[START Given information]

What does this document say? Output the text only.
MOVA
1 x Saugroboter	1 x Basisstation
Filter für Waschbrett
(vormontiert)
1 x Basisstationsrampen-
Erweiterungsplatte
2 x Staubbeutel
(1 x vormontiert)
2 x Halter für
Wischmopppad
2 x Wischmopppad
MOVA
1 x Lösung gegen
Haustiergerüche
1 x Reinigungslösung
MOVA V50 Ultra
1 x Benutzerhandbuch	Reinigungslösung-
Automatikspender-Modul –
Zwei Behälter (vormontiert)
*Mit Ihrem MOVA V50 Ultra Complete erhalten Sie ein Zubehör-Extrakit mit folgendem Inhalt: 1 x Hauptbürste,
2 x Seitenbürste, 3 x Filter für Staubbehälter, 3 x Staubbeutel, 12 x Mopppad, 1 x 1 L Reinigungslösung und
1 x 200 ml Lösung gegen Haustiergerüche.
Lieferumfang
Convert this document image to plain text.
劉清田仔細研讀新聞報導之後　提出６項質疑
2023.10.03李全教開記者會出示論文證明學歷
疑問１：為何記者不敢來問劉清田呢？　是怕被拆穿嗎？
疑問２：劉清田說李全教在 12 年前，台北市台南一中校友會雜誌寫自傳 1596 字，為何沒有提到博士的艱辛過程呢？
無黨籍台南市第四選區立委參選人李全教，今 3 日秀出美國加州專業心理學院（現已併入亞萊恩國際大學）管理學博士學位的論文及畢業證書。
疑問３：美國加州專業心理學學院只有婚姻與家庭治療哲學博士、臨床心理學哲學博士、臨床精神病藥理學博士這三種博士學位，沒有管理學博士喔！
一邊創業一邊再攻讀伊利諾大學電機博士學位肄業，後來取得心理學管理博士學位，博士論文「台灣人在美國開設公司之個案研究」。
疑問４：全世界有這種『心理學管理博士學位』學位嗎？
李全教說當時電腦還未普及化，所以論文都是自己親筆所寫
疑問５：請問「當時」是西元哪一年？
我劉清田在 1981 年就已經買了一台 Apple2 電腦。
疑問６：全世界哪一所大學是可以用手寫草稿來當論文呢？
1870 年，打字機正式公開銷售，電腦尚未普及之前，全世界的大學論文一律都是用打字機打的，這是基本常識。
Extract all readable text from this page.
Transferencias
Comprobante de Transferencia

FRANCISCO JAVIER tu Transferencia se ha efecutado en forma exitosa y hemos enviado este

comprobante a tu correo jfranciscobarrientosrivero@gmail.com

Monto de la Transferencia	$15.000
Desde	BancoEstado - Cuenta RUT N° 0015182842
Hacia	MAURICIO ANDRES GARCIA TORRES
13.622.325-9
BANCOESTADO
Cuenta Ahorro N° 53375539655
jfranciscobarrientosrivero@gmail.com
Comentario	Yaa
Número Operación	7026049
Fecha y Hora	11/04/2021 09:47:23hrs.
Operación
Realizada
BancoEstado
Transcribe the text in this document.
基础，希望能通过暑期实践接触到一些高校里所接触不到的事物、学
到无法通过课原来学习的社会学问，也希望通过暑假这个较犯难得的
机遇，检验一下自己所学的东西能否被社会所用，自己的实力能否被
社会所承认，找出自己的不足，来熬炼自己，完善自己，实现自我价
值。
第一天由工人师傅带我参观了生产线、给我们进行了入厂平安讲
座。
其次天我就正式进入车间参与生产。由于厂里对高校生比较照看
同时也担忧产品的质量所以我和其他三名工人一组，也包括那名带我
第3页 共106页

[END Given information]

▸ Work to be completed: From the records given above, copy all lines containing "Operación".

▸ Solution to this exercise:
Número Operación	7026049
Operación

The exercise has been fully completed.